### CONSIGNES
1) Recopiez, dans l'extrait sur la politique italienne, le passage qui s'ouvre sur les mots contenant "Polarisation" et se clôt sur "polémiste Bepe Grillo.".
2) D'après l'extrait sur la politique italienne, quelle fonction le sénateur Gregorio De Falco a-t-il occupée auparavant ?

### EXTRAIT RETENU
⁂

Mais le malaise dans la péninsule dépasse désormais les simples mesures budgétaires ou la capacité du pays à financer ses promesses. Au dire d’un nombre croissant d’élus et d’observateurs de la vie politique, le gouvernement semble parfois évoluer dans une réalité parallèle, à commencer par les populistes du M5S.

Conception autoritaire du pouvoir

Après le vote du budget, le secrétaire d’état aux affaires étrangères, Manlio Di Stefano, a ainsi fait part d’un sens de la mesure qui laisse songeur : « Nous avons mis en œuvre le plus grand plan d’investissements de l’histoire de la République », s’est félicité ce cadre du M5S, pour qui ce budget « est le meilleur de toute l’histoire de l’Italie ». La rallonge budgétaire pour les investissements publics a pourtant été rabotée de près des deux tiers par rapport aux 9 milliards promis à l’origine pour les trois prochaines années.

D’autres mesures, comme la suppression d’ici 2022 des aides directes à la presse, interrogent sur une conception de plus en plus autoritaire du pouvoir. Un billet mis en ligne sur le blog du Mouvement 5 Etoiles dimanche dernier a ainsi mis le feu aux poudres. « La démocratie est attaquée, l’une des plus violentes offensives contre la volonté populaire depuis soixante-dix ans est à l’œuvre », pouvait-on lire dans ces lignes au ton apocalyptique, qui dénonçaient également « un vrai terrorisme médiatique et psychologique de la part de lobbys, de pouvoirs forts et de comités d’entreprise ». Face à la bronca, le texte incendiaire a finalement été retiré et le président de la Chambre des députés, Roberto Fico, a dû une fois encore se justifier, cette fois-ci à la tribune.

Polarisation

« On voit ici toute la dimension autoritaire du M5S », analyse Jacopo Iacobini, chroniqueur politique à La Stampa et auteur d’un livre-enquête sur le mouvement populiste, qui déplore que le Parlement soit désormais « peuplé de robots à qui l’on dit de voter oui ou non ». Cet autoritarisme s’exerce aussi à l’intérieur même du parti fondé par le polémiste Bepe Grillo.

En témoigne l’expulsion ce lundi 31 décembre de quatre parlementaires 5 étoiles. Parmi eux, le sénateur Gregorio De Falco, ancien commandant de la marine nationale. Celui-ci s’était abstenu lors du vote de confiance au Sénat, estimant ne pas pouvoir approuver un texte dont il ignorait tout. Peu après son éviction, ce marin très respecté en Italie a dénoncé une « dérive totalitaire » du mouvement, ne cachant pas son amertume devant un « manque de démocratie ».

Quelques heures après avoir promulgué la loi sur le budget, le chef de l’Etat, Sergio Mattarella, a présenté ses vœux de Nouvel An. « La forte réduction de l’examen parlementaire et l’absence d’un débat opportun entre les corps sociaux demandent que l’on soit attentifs au contenu des mesures annoncées », a-t-il expliqué sous les lambris du palais du Quirinal, dans une critique à peine voilée de la méthode gouvernementale. Le président a aussi souhaité notamment que le Parlement redevienne un lieu de débat constructif. Une gageure dans une Italie de plus en plus polarisée.

⁂

### DONNÉES BRUTES
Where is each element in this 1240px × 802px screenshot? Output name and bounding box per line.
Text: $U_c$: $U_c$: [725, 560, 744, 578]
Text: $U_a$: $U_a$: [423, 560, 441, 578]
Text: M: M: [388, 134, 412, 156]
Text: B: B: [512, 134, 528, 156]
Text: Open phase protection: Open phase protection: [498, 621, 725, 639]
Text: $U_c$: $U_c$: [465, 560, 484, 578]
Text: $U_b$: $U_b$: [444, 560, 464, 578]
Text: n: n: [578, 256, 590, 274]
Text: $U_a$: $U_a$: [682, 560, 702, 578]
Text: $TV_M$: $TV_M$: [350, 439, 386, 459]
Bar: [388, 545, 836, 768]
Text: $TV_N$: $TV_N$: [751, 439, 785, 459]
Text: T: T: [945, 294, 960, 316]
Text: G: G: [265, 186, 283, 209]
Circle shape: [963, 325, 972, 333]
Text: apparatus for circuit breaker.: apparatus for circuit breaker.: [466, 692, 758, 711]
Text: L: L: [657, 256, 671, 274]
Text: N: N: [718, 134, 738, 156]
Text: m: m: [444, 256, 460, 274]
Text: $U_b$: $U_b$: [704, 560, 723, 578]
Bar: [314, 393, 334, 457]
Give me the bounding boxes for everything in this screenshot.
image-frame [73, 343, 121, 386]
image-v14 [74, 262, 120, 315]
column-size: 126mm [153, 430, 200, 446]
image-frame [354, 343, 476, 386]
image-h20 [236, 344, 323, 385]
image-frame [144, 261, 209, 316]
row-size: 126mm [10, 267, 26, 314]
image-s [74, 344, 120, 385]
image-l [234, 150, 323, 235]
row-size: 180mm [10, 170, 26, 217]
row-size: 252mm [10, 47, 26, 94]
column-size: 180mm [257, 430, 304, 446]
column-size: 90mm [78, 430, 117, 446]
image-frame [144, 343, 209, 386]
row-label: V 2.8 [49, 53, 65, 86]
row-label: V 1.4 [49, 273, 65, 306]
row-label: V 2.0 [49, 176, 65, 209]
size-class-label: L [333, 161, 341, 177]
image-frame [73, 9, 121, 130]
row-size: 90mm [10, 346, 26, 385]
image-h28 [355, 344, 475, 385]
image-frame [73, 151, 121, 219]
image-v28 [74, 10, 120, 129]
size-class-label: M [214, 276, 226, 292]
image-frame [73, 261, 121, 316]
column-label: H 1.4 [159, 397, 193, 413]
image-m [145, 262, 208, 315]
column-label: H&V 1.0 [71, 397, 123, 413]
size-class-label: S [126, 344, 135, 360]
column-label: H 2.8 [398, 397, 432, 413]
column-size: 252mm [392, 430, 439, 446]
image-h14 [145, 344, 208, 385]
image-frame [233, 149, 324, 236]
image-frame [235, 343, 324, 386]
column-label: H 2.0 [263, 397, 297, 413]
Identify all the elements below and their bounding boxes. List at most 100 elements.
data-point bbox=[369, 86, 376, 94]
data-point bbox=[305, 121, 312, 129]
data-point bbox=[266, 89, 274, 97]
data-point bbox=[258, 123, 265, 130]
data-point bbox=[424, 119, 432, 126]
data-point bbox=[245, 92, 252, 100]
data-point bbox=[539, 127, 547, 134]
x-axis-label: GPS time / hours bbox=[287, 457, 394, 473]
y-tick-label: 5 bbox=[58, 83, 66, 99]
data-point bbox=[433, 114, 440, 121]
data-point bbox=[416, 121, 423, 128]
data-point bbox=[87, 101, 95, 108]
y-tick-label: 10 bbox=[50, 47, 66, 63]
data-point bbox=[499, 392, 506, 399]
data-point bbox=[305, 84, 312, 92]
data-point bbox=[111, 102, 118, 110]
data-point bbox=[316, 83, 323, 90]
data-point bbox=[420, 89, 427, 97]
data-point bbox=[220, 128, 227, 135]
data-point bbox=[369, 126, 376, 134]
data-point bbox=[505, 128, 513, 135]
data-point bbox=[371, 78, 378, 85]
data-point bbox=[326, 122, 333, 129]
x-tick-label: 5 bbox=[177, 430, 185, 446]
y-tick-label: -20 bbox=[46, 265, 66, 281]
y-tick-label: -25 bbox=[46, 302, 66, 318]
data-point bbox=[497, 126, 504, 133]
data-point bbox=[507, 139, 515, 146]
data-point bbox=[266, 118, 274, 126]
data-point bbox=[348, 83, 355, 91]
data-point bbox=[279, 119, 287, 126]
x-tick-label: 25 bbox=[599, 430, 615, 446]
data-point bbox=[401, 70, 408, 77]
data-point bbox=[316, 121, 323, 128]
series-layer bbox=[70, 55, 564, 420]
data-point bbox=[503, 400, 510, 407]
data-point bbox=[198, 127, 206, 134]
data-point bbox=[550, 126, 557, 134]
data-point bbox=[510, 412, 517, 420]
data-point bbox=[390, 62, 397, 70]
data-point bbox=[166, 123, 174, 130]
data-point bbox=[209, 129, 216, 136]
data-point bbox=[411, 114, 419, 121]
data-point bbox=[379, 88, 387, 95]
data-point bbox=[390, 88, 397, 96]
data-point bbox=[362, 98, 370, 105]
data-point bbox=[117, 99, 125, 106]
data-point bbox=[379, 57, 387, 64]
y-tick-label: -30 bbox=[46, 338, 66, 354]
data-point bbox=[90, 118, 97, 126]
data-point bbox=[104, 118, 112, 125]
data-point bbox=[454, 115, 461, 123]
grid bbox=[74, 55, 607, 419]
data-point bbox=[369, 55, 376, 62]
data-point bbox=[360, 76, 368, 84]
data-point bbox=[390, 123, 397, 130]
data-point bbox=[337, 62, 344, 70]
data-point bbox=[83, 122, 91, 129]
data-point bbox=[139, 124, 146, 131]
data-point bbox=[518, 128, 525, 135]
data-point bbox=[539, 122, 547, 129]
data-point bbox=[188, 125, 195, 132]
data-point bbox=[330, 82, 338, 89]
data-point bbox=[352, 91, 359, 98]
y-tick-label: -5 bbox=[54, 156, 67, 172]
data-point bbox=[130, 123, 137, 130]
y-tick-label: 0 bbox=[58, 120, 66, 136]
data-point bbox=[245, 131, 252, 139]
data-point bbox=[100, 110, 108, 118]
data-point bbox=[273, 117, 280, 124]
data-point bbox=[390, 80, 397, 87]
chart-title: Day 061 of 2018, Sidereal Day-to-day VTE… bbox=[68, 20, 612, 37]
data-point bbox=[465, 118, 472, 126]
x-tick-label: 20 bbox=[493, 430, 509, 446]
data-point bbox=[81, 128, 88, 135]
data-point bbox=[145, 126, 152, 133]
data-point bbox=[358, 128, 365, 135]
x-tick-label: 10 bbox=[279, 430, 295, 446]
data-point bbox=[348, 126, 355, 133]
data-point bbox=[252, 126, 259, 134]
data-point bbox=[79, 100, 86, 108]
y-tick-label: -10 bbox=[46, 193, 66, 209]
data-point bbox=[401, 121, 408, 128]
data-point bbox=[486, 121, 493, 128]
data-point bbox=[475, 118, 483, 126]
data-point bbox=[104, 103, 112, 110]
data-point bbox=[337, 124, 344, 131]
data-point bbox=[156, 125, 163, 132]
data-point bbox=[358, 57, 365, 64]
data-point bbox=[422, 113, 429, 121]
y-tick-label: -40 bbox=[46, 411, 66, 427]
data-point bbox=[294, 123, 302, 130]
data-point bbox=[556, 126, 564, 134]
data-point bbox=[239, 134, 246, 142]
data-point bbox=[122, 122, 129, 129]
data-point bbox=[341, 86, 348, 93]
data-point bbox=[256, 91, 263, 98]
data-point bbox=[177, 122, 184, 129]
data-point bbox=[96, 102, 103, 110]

⁂

### LISTE DES RÉPONSES
1)
Polarisation

« On voit ici toute la dimension autoritaire du M5S », analyse Jacopo Iacobini, chroniqueur politique à La Stampa et auteur d’un livre-enquête sur le mouvement populiste, qui déplore que le Parlement soit désormais « peuplé de robots à qui l’on dit de voter oui ou non ». Cet autoritarisme s’exerce aussi à l’intérieur même du parti fondé par le polémiste Bepe Grillo.

2) Il a été commandant de la marine nationale.